> _WHAT IS ASKED_
Your answer should be a single number: the count of lines holding the word "thuộc".

Saved entries:
* * *
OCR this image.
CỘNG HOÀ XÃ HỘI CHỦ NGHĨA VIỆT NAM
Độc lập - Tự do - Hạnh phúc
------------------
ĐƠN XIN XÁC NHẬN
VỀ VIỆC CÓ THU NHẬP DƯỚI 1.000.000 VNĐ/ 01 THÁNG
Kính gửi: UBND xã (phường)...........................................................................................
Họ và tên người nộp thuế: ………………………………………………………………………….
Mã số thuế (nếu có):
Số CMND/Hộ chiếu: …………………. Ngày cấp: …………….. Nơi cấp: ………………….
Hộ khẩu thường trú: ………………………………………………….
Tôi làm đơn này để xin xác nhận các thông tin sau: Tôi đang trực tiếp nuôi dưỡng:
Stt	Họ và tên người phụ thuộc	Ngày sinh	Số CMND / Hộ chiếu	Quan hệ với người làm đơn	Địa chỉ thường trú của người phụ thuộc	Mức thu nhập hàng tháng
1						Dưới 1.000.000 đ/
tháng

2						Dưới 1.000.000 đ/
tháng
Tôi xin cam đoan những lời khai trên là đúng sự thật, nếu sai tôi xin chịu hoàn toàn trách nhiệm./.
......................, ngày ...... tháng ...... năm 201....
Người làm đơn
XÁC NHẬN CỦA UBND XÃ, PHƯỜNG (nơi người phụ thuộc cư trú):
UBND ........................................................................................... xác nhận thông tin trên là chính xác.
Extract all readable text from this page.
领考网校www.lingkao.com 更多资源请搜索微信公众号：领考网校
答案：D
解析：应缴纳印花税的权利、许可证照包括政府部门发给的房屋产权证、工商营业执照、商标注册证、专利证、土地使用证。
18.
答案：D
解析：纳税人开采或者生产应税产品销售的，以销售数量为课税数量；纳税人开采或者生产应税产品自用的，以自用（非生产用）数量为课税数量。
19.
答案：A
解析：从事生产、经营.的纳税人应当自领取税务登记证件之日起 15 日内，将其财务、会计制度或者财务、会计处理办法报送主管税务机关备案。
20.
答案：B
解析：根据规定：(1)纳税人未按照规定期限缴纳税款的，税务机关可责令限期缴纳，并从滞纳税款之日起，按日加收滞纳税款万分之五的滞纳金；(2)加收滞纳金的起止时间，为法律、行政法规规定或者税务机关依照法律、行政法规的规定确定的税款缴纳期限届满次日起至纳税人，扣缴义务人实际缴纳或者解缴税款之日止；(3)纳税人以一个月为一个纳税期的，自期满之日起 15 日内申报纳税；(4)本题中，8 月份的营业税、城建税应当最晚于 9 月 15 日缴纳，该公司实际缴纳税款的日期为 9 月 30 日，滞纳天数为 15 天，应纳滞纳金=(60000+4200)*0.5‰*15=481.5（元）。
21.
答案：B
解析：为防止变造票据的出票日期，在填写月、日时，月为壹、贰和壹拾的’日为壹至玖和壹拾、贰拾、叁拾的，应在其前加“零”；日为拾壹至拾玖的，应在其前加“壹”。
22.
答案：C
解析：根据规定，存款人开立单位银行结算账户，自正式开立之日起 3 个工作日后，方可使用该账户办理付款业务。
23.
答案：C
* * *
> _FINISHED TASK_
2